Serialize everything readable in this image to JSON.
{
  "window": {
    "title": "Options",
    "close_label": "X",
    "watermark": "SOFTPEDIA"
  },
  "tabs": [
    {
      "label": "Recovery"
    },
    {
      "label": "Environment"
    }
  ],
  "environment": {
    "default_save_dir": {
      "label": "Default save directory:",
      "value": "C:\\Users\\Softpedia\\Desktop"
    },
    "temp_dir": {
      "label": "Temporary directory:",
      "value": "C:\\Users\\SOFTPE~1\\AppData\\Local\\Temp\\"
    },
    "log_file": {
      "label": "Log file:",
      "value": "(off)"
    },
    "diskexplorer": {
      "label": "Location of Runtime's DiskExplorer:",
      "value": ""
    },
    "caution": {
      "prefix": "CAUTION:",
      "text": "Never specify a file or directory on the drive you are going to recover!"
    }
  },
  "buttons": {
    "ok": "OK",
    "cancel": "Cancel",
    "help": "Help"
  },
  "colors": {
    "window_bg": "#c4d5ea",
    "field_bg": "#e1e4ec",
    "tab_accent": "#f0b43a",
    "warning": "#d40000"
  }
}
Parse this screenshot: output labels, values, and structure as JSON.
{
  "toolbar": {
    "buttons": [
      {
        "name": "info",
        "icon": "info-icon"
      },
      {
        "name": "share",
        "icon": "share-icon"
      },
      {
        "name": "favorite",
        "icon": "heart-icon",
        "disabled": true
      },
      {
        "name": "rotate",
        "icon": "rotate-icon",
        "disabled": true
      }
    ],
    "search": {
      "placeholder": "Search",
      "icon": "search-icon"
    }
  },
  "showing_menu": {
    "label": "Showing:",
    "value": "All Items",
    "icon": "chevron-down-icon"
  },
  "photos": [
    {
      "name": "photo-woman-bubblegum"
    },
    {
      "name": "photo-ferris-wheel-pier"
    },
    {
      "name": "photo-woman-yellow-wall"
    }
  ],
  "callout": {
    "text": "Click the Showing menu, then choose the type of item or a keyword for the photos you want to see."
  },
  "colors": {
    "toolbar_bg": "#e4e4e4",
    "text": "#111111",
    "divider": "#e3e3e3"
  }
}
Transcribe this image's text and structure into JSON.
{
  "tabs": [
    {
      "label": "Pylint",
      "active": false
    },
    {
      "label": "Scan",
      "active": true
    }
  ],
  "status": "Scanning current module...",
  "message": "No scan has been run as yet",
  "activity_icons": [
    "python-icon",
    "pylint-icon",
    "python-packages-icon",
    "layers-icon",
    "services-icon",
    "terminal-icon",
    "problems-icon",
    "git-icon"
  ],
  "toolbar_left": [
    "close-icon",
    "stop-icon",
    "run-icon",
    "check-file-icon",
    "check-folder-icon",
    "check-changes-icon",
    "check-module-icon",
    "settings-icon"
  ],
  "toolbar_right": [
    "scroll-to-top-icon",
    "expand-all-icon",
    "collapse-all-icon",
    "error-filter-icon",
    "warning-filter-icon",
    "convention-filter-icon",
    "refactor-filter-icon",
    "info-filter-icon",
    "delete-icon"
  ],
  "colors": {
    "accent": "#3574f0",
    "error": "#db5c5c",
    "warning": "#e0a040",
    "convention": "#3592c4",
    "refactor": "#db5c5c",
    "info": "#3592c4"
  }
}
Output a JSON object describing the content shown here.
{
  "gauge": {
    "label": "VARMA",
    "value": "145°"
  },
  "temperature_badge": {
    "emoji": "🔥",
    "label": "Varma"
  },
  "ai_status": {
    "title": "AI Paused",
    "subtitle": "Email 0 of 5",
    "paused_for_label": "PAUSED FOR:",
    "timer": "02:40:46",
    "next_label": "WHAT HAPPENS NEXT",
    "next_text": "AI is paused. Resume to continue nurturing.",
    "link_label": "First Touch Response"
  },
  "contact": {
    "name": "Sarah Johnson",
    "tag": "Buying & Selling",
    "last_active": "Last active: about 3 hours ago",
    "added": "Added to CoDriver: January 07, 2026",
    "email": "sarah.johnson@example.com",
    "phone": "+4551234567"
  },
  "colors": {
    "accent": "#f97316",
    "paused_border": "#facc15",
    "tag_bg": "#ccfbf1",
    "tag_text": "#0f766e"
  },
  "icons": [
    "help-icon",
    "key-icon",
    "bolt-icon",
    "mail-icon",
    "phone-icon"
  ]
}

* **INSTRUCTIONS TO FOLLOW**: Gather every line containing the word "info" and copy it.

* **COMPLETE ANSWER**:
        "name": "info",
        "icon": "info-icon"
    "info-filter-icon",
    "info": "#3592c4"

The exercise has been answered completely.